[Stored data entries]
* Begin *
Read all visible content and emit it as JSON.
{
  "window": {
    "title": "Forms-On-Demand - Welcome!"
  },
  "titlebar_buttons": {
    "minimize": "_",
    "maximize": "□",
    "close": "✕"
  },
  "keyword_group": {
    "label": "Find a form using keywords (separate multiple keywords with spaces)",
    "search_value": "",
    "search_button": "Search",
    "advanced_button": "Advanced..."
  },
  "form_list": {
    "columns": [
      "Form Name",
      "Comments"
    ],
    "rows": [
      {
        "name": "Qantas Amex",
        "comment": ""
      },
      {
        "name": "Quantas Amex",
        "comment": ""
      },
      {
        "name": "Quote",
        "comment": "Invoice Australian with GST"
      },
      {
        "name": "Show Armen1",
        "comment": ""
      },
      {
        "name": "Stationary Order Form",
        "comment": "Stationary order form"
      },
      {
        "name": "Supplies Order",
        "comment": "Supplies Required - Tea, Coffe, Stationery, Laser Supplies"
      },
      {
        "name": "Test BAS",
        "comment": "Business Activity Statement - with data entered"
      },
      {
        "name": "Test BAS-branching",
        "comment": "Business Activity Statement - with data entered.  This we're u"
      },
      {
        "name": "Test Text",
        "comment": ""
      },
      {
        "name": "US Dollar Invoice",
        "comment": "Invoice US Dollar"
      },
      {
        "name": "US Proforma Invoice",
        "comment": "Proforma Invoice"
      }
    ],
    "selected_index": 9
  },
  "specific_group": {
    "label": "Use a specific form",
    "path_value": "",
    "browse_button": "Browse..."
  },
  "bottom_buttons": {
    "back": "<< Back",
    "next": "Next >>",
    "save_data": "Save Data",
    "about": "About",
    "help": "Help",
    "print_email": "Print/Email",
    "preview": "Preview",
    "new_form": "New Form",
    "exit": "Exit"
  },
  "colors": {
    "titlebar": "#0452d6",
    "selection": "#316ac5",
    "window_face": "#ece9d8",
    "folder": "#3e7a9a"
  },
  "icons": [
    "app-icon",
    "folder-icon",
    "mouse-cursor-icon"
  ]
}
* End *
WHAT IS ASKED:
Give only the number of lines above that hold the string "Business".

ANSWER TO THE EXERCISE:
2